Written instruction |
In the records below, find each line with the word "text" and copy it.

◆ ◆ ◆ ◆ ◆ ◆ ◆

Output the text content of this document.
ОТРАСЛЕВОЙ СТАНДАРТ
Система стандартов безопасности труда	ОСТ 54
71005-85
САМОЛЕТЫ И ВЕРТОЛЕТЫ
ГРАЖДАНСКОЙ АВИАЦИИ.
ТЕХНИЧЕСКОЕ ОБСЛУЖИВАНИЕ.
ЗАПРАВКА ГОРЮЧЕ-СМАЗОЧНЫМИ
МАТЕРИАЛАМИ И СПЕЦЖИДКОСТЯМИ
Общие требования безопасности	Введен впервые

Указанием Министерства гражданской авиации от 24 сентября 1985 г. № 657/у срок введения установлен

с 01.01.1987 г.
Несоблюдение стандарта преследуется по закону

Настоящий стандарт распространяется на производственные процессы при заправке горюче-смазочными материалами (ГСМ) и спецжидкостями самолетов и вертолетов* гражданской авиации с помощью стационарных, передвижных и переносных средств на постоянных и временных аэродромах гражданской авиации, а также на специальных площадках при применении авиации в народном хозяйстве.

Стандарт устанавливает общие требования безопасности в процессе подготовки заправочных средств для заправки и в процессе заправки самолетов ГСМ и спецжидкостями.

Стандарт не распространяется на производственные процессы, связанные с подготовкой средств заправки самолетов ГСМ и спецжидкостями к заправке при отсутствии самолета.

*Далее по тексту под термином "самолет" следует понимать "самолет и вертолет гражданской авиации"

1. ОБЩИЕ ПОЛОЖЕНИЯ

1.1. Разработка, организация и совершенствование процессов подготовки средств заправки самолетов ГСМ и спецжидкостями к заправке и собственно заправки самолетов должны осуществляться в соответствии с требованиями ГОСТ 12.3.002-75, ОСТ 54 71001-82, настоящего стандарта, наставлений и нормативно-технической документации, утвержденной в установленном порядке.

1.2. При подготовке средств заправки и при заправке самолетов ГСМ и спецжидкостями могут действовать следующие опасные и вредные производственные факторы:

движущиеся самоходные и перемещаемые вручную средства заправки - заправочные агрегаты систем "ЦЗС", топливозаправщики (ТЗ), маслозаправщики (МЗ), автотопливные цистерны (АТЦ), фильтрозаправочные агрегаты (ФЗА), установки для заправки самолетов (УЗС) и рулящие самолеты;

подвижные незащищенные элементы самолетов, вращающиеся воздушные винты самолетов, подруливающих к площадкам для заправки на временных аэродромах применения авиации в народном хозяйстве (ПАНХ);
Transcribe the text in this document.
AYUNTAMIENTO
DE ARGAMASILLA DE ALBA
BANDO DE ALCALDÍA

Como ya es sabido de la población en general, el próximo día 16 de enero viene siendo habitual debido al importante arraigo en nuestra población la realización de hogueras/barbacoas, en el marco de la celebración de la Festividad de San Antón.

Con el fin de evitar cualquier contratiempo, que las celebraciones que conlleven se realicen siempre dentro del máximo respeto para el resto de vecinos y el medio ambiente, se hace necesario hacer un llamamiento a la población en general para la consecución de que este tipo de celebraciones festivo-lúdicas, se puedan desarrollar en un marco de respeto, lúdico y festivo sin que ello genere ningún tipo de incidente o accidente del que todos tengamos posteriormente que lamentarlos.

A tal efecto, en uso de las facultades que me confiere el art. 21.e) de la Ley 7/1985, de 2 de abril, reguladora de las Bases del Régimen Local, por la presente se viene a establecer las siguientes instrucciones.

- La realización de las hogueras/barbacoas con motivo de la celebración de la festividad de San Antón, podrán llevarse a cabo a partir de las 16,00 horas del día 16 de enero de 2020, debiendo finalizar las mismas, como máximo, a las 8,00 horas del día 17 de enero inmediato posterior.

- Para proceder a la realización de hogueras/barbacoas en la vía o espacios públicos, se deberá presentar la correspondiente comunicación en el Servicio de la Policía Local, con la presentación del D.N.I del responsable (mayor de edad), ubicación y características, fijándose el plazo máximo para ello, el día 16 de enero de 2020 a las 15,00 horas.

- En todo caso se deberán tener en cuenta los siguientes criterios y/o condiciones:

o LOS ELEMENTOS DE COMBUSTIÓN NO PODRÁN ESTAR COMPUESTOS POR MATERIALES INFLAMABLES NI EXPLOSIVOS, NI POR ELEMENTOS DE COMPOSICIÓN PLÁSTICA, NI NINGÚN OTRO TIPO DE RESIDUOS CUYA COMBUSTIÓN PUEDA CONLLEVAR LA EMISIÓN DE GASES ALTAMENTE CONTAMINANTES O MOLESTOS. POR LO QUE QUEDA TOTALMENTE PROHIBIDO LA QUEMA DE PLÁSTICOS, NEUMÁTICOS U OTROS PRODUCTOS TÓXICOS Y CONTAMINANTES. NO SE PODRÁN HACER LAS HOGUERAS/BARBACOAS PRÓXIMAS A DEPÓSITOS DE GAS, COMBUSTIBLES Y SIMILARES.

◆ ◆ ◆ ◆ ◆ ◆ ◆

Completed task |
Output the text content of this document.
Transcribe the text in this document.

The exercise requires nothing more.